▼
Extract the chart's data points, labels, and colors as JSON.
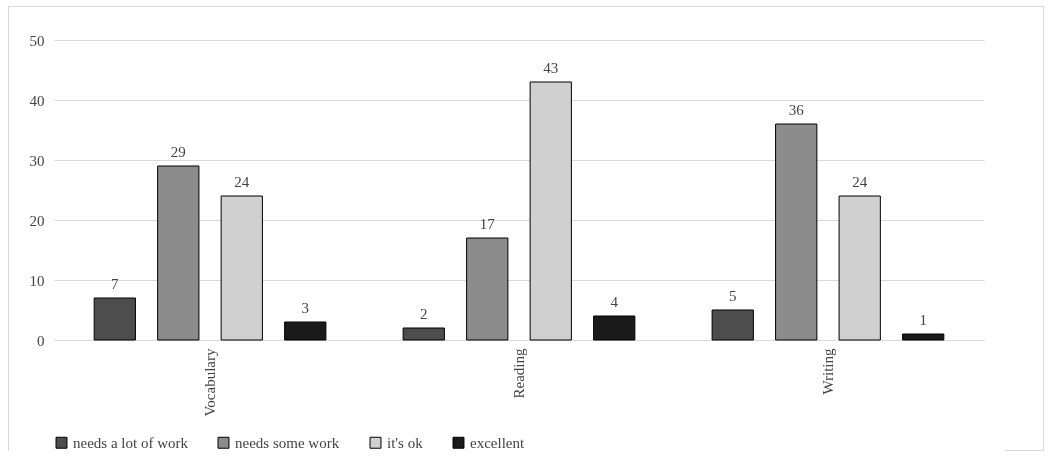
{
  "chart_data": {
    "type": "bar",
    "categories": [
      "Vocabulary",
      "Reading",
      "Writing"
    ],
    "series": [
      {
        "name": "needs a lot of work",
        "color": "#4d4d4d",
        "values": [
          7,
          2,
          5
        ]
      },
      {
        "name": "needs some work",
        "color": "#8c8c8c",
        "values": [
          29,
          17,
          36
        ]
      },
      {
        "name": "it's ok",
        "color": "#d0d0d0",
        "values": [
          24,
          43,
          24
        ]
      },
      {
        "name": "excellent",
        "color": "#1a1a1a",
        "values": [
          3,
          4,
          1
        ]
      }
    ],
    "ylim": [
      0,
      50
    ],
    "yticks": [
      0,
      10,
      20,
      30,
      40,
      50
    ],
    "grid": "y",
    "legend": "bottom",
    "data_labels": true
  }
}
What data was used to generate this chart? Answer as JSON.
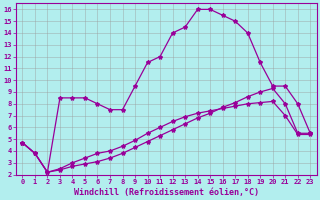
{
  "xlabel": "Windchill (Refroidissement éolien,°C)",
  "bg_color": "#b2eeee",
  "line_color": "#990099",
  "grid_color": "#999999",
  "xlim": [
    -0.5,
    23.5
  ],
  "ylim": [
    2,
    16.5
  ],
  "xticks": [
    0,
    1,
    2,
    3,
    4,
    5,
    6,
    7,
    8,
    9,
    10,
    11,
    12,
    13,
    14,
    15,
    16,
    17,
    18,
    19,
    20,
    21,
    22,
    23
  ],
  "yticks": [
    2,
    3,
    4,
    5,
    6,
    7,
    8,
    9,
    10,
    11,
    12,
    13,
    14,
    15,
    16
  ],
  "line1_x": [
    0,
    1,
    2,
    3,
    4,
    5,
    6,
    7,
    8,
    9,
    10,
    11,
    12,
    13,
    14,
    15,
    16,
    17,
    18,
    19,
    20,
    21,
    22,
    23
  ],
  "line1_y": [
    4.7,
    3.8,
    2.2,
    2.4,
    2.7,
    2.9,
    3.1,
    3.4,
    3.8,
    4.3,
    4.8,
    5.3,
    5.8,
    6.3,
    6.8,
    7.2,
    7.7,
    8.1,
    8.6,
    9.0,
    9.3,
    8.0,
    5.5,
    5.5
  ],
  "line2_x": [
    0,
    1,
    2,
    3,
    4,
    5,
    6,
    7,
    8,
    9,
    10,
    11,
    12,
    13,
    14,
    15,
    16,
    17,
    18,
    19,
    20,
    21,
    22,
    23
  ],
  "line2_y": [
    4.7,
    3.8,
    2.2,
    2.5,
    3.0,
    3.4,
    3.8,
    4.0,
    4.4,
    4.9,
    5.5,
    6.0,
    6.5,
    6.9,
    7.2,
    7.4,
    7.6,
    7.8,
    8.0,
    8.1,
    8.2,
    7.0,
    5.4,
    5.4
  ],
  "line3_x": [
    0,
    1,
    2,
    3,
    4,
    5,
    6,
    7,
    8,
    9,
    10,
    11,
    12,
    13,
    14,
    15,
    16,
    17,
    18,
    19,
    20,
    21,
    22,
    23
  ],
  "line3_y": [
    4.7,
    3.8,
    2.2,
    8.5,
    8.5,
    8.5,
    8.0,
    7.5,
    7.5,
    9.5,
    11.5,
    12.0,
    14.0,
    14.5,
    16.0,
    16.0,
    15.5,
    15.0,
    14.0,
    11.5,
    9.5,
    9.5,
    8.0,
    5.5
  ],
  "marker": "*",
  "markersize": 3,
  "linewidth": 0.9,
  "tick_fontsize": 5,
  "xlabel_fontsize": 6,
  "font_family": "monospace"
}
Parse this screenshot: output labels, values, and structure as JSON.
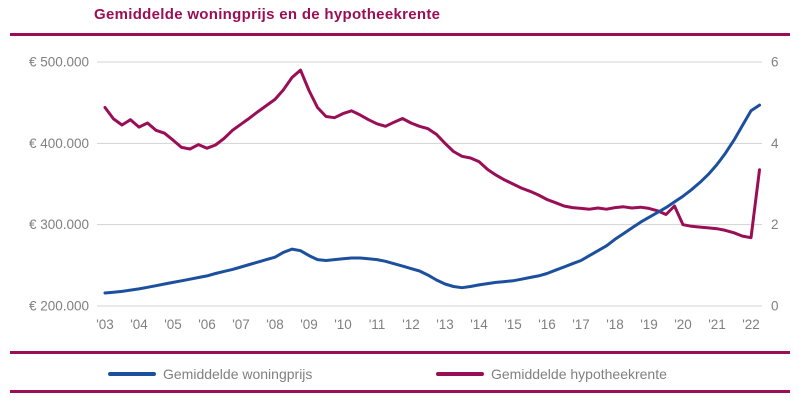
▲
** WRITTEN PROBLEM **
Copy out each line in the preceding records that contains "JSON".

** THE OUTPUT **
Extract the chart's data points, labels, and colors as JSON.
What data was used to generate this chart? Answer as JSON.
Parse this screenshot: output labels, values, and structure as JSON.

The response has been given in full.